***** EXERCISE MATERIAL
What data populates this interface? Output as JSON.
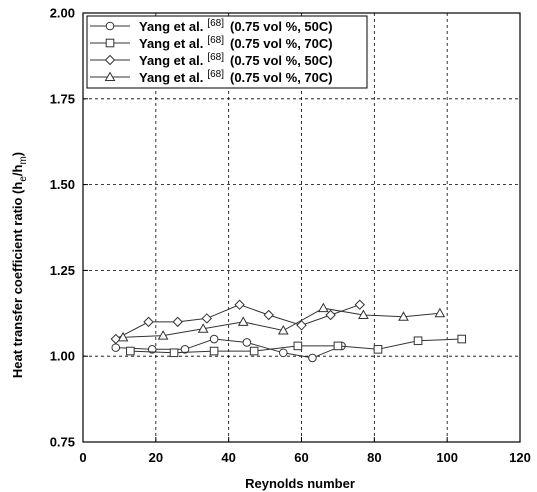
{
  "chart_data": {
    "type": "line",
    "xlabel": "Reynolds number",
    "ylabel": "Heat transfer coefficient ratio (h_e/h_m)",
    "ylabel_parts": {
      "main": "Heat transfer coefficient ratio (h",
      "sub1": "e",
      "mid": "/h",
      "sub2": "m",
      "end": ")"
    },
    "xlim": [
      0,
      120
    ],
    "ylim": [
      0.75,
      2.0
    ],
    "xticks": [
      "0",
      "20",
      "40",
      "60",
      "80",
      "100",
      "120"
    ],
    "yticks": [
      "0.75",
      "1.00",
      "1.25",
      "1.50",
      "1.75",
      "2.00"
    ],
    "grid": true,
    "legend_position": "top-left",
    "series": [
      {
        "name": "Yang et al. [68] (0.75 vol %, 50C)",
        "label_main": "Yang et al.",
        "label_ref": "[68]",
        "label_cond": "(0.75 vol %, 50C)",
        "marker": "circle",
        "x": [
          9,
          19,
          28,
          36,
          45,
          55,
          63,
          71
        ],
        "y": [
          1.025,
          1.02,
          1.02,
          1.05,
          1.04,
          1.01,
          0.995,
          1.03
        ]
      },
      {
        "name": "Yang et al. [68] (0.75 vol %, 70C)",
        "label_main": "Yang et al.",
        "label_ref": "[68]",
        "label_cond": "(0.75 vol %, 70C)",
        "marker": "square",
        "x": [
          13,
          25,
          36,
          47,
          59,
          70,
          81,
          92,
          104
        ],
        "y": [
          1.015,
          1.01,
          1.015,
          1.015,
          1.03,
          1.03,
          1.02,
          1.045,
          1.05
        ]
      },
      {
        "name": "Yang et al. [68] (0.75 vol %, 50C)",
        "label_main": "Yang et al.",
        "label_ref": "[68]",
        "label_cond": "(0.75 vol %, 50C)",
        "marker": "diamond",
        "x": [
          9,
          18,
          26,
          34,
          43,
          51,
          60,
          68,
          76
        ],
        "y": [
          1.05,
          1.1,
          1.1,
          1.11,
          1.15,
          1.12,
          1.09,
          1.12,
          1.15
        ]
      },
      {
        "name": "Yang et al. [68] (0.75 vol %, 70C)",
        "label_main": "Yang et al.",
        "label_ref": "[68]",
        "label_cond": "(0.75 vol %, 70C)",
        "marker": "triangle",
        "x": [
          11,
          22,
          33,
          44,
          55,
          66,
          77,
          88,
          98
        ],
        "y": [
          1.055,
          1.06,
          1.08,
          1.1,
          1.075,
          1.14,
          1.12,
          1.115,
          1.125
        ]
      }
    ]
  }
}
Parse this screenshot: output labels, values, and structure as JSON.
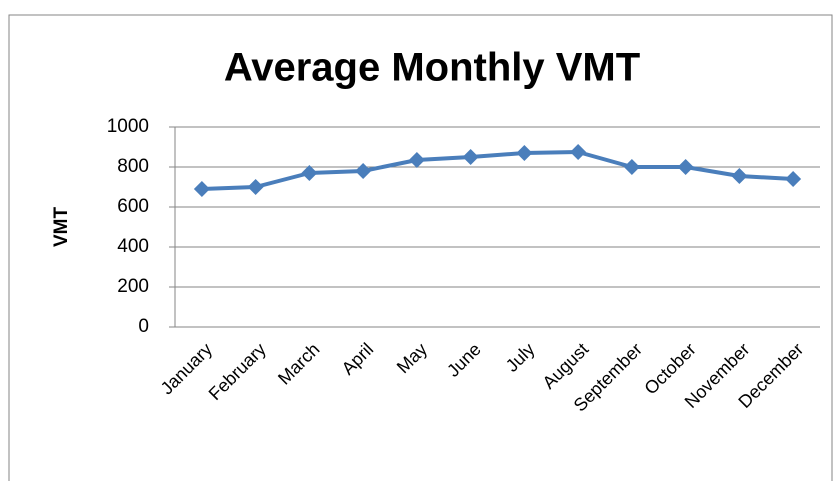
**********
WORK REQUIRED = Extract every line of the data exactly; pictures stay out.

TASK RESPONSE =
What data populates this interface? Output as JSON.
{
  "chart_data": {
    "type": "line",
    "xlabel": "Reynolds number",
    "ylabel": "Heat transfer coefficient ratio (h_e/h_m)",
    "ylabel_parts": {
      "main": "Heat transfer coefficient ratio (h",
      "sub1": "e",
      "mid": "/h",
      "sub2": "m",
      "end": ")"
    },
    "xlim": [
      0,
      120
    ],
    "ylim": [
      0.75,
      2.0
    ],
    "xticks": [
      "0",
      "20",
      "40",
      "60",
      "80",
      "100",
      "120"
    ],
    "yticks": [
      "0.75",
      "1.00",
      "1.25",
      "1.50",
      "1.75",
      "2.00"
    ],
    "grid": true,
    "legend_position": "top-left",
    "series": [
      {
        "name": "Yang et al. [68] (0.75 vol %, 50C)",
        "label_main": "Yang et al.",
        "label_ref": "[68]",
        "label_cond": "(0.75 vol %, 50C)",
        "marker": "circle",
        "x": [
          9,
          19,
          28,
          36,
          45,
          55,
          63,
          71
        ],
        "y": [
          1.025,
          1.02,
          1.02,
          1.05,
          1.04,
          1.01,
          0.995,
          1.03
        ]
      },
      {
        "name": "Yang et al. [68] (0.75 vol %, 70C)",
        "label_main": "Yang et al.",
        "label_ref": "[68]",
        "label_cond": "(0.75 vol %, 70C)",
        "marker": "square",
        "x": [
          13,
          25,
          36,
          47,
          59,
          70,
          81,
          92,
          104
        ],
        "y": [
          1.015,
          1.01,
          1.015,
          1.015,
          1.03,
          1.03,
          1.02,
          1.045,
          1.05
        ]
      },
      {
        "name": "Yang et al. [68] (0.75 vol %, 50C)",
        "label_main": "Yang et al.",
        "label_ref": "[68]",
        "label_cond": "(0.75 vol %, 50C)",
        "marker": "diamond",
        "x": [
          9,
          18,
          26,
          34,
          43,
          51,
          60,
          68,
          76
        ],
        "y": [
          1.05,
          1.1,
          1.1,
          1.11,
          1.15,
          1.12,
          1.09,
          1.12,
          1.15
        ]
      },
      {
        "name": "Yang et al. [68] (0.75 vol %, 70C)",
        "label_main": "Yang et al.",
        "label_ref": "[68]",
        "label_cond": "(0.75 vol %, 70C)",
        "marker": "triangle",
        "x": [
          11,
          22,
          33,
          44,
          55,
          66,
          77,
          88,
          98
        ],
        "y": [
          1.055,
          1.06,
          1.08,
          1.1,
          1.075,
          1.14,
          1.12,
          1.115,
          1.125
        ]
      }
    ]
  }
}
Parse this screenshot: output labels, values, and structure as JSON.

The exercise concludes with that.